--- START ---

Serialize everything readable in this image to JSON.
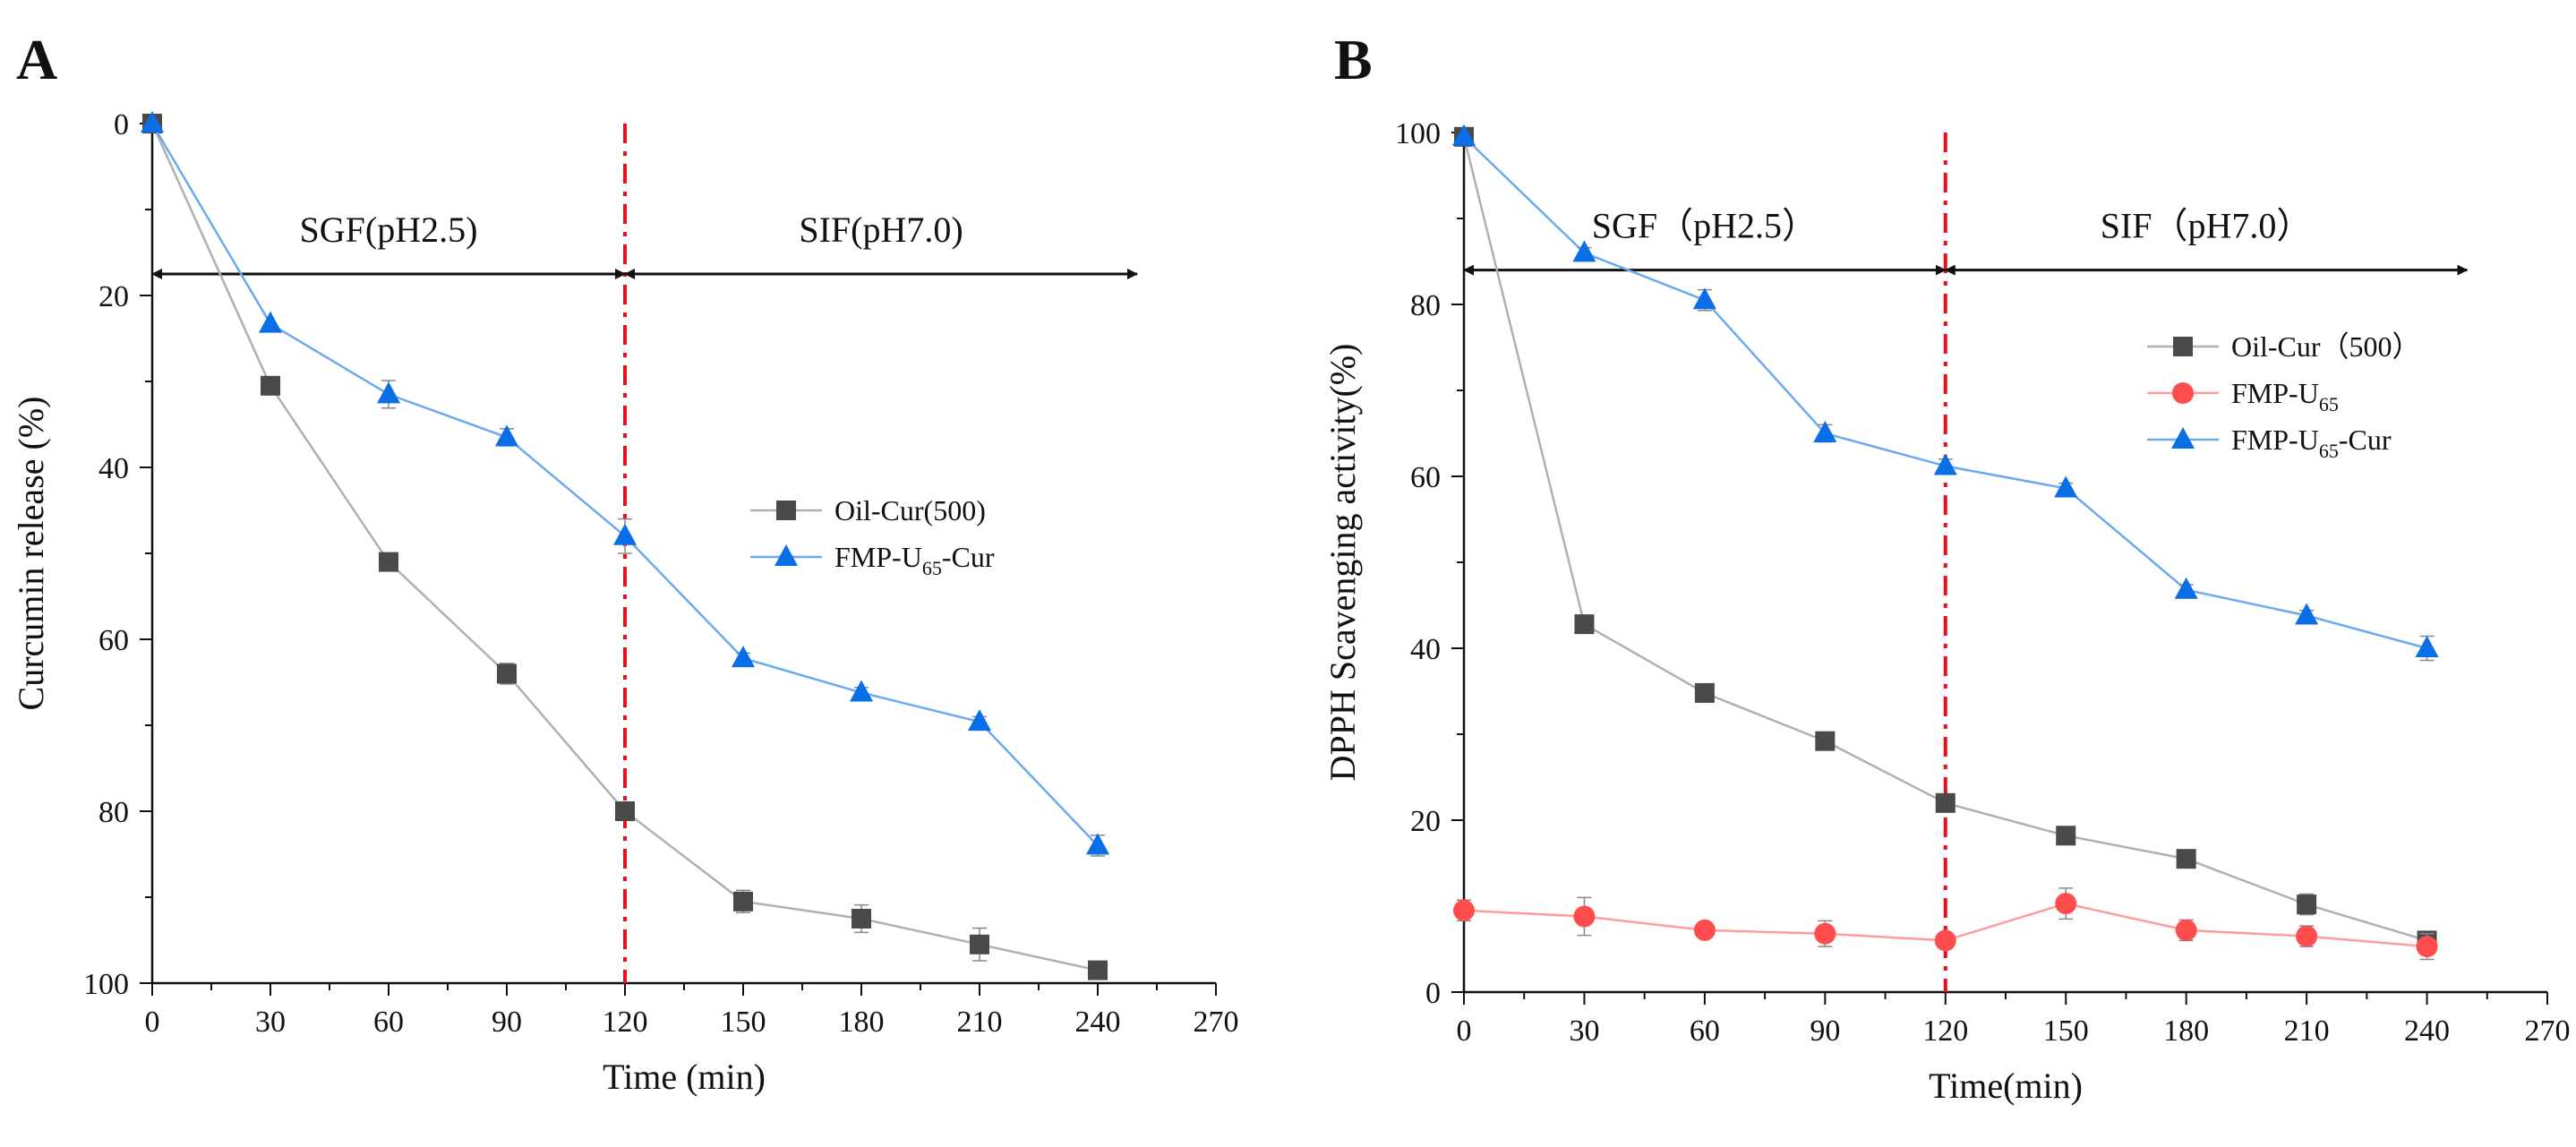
{
  "colors": {
    "oil": "#4a4a4a",
    "oil_line": "#b0b0b0",
    "fmp": "#ff4d4d",
    "fmp_line": "#ff9c9c",
    "cur": "#0a6ee6",
    "cur_line": "#6aaaf0",
    "divider": "#e8101a",
    "axis": "#111111"
  },
  "chart_data": [
    {
      "type": "line",
      "panel_label": "A",
      "xlabel": "Time (min)",
      "ylabel": "Curcumin release (%)",
      "xlim": [
        0,
        270
      ],
      "ylim": [
        0,
        100
      ],
      "y_inverted": true,
      "xticks": [
        "0",
        "30",
        "60",
        "90",
        "120",
        "150",
        "180",
        "210",
        "240",
        "270"
      ],
      "yticks": [
        "0",
        "20",
        "40",
        "60",
        "80",
        "100"
      ],
      "phase_divider_x": 120,
      "phases": [
        {
          "label": "SGF(pH2.5)",
          "from": 0,
          "to": 120
        },
        {
          "label": "SIF(pH7.0)",
          "from": 120,
          "to": 250
        }
      ],
      "phase_arrow_y": 17.5,
      "legend_position": "center-right",
      "series": [
        {
          "name": "Oil-Cur(500)",
          "legend_parts": [
            "Oil-Cur(500)"
          ],
          "marker": "square",
          "color": "oil",
          "line_color": "oil_line",
          "x": [
            0,
            30,
            60,
            90,
            120,
            150,
            180,
            210,
            240
          ],
          "y": [
            0,
            30.5,
            51,
            64,
            80,
            90.5,
            92.5,
            95.5,
            98.5
          ],
          "err": [
            0,
            0,
            0,
            1.2,
            0.8,
            1.3,
            1.6,
            1.9,
            0.8
          ]
        },
        {
          "name": "FMP-U65-Cur",
          "legend_parts": [
            "FMP-U",
            "65",
            "-Cur"
          ],
          "marker": "triangle",
          "color": "cur",
          "line_color": "cur_line",
          "x": [
            0,
            30,
            60,
            90,
            120,
            150,
            180,
            210,
            240
          ],
          "y": [
            0,
            23.3,
            31.5,
            36.5,
            48,
            62.2,
            66.2,
            69.6,
            84
          ],
          "err": [
            0,
            0,
            1.6,
            1,
            2,
            0.6,
            0.6,
            0.6,
            1.2
          ]
        }
      ]
    },
    {
      "type": "line",
      "panel_label": "B",
      "xlabel": "Time(min)",
      "ylabel": "DPPH Scavenging activity(%)",
      "xlim": [
        0,
        270
      ],
      "ylim": [
        0,
        100
      ],
      "y_inverted": false,
      "xticks": [
        "0",
        "30",
        "60",
        "90",
        "120",
        "150",
        "180",
        "210",
        "240",
        "270"
      ],
      "yticks": [
        "0",
        "20",
        "40",
        "60",
        "80",
        "100"
      ],
      "phase_divider_x": 120,
      "phases": [
        {
          "label": "SGF（pH2.5）",
          "from": 0,
          "to": 120
        },
        {
          "label": "SIF（pH7.0）",
          "from": 120,
          "to": 250
        }
      ],
      "phase_arrow_y": 84,
      "legend_position": "top-right",
      "series": [
        {
          "name": "Oil-Cur（500）",
          "legend_parts": [
            "Oil-Cur（500）"
          ],
          "marker": "square",
          "color": "oil",
          "line_color": "oil_line",
          "x": [
            0,
            30,
            60,
            90,
            120,
            150,
            180,
            210,
            240
          ],
          "y": [
            99.5,
            42.8,
            34.8,
            29.2,
            22,
            18.2,
            15.5,
            10.2,
            6
          ],
          "err": [
            0,
            0.6,
            0.8,
            0.6,
            0.8,
            0.5,
            0.5,
            1.2,
            0.8
          ]
        },
        {
          "name": "FMP-U65",
          "legend_parts": [
            "FMP-U",
            "65",
            ""
          ],
          "marker": "circle",
          "color": "fmp",
          "line_color": "fmp_line",
          "x": [
            0,
            30,
            60,
            90,
            120,
            150,
            180,
            210,
            240
          ],
          "y": [
            9.5,
            8.8,
            7.2,
            6.8,
            6,
            10.3,
            7.2,
            6.5,
            5.3
          ],
          "err": [
            1.2,
            2.2,
            0.8,
            1.5,
            0.8,
            1.8,
            1.2,
            1.2,
            1.5
          ]
        },
        {
          "name": "FMP-U65-Cur",
          "legend_parts": [
            "FMP-U",
            "65",
            "-Cur"
          ],
          "marker": "triangle",
          "color": "cur",
          "line_color": "cur_line",
          "x": [
            0,
            30,
            60,
            90,
            120,
            150,
            180,
            210,
            240
          ],
          "y": [
            99.5,
            86,
            80.5,
            65,
            61.2,
            58.6,
            46.8,
            43.8,
            40
          ],
          "err": [
            0,
            0.6,
            1.2,
            1,
            0.8,
            0.6,
            0.6,
            0.6,
            1.4
          ]
        }
      ]
    }
  ]
}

--- END ---

:: Exercise brief ::
All lines holding the word "ylabel" should be picked out and copied.

:: Right answer ::
      "ylabel": "Curcumin release (%)",
      "ylabel": "DPPH Scavenging activity(%)",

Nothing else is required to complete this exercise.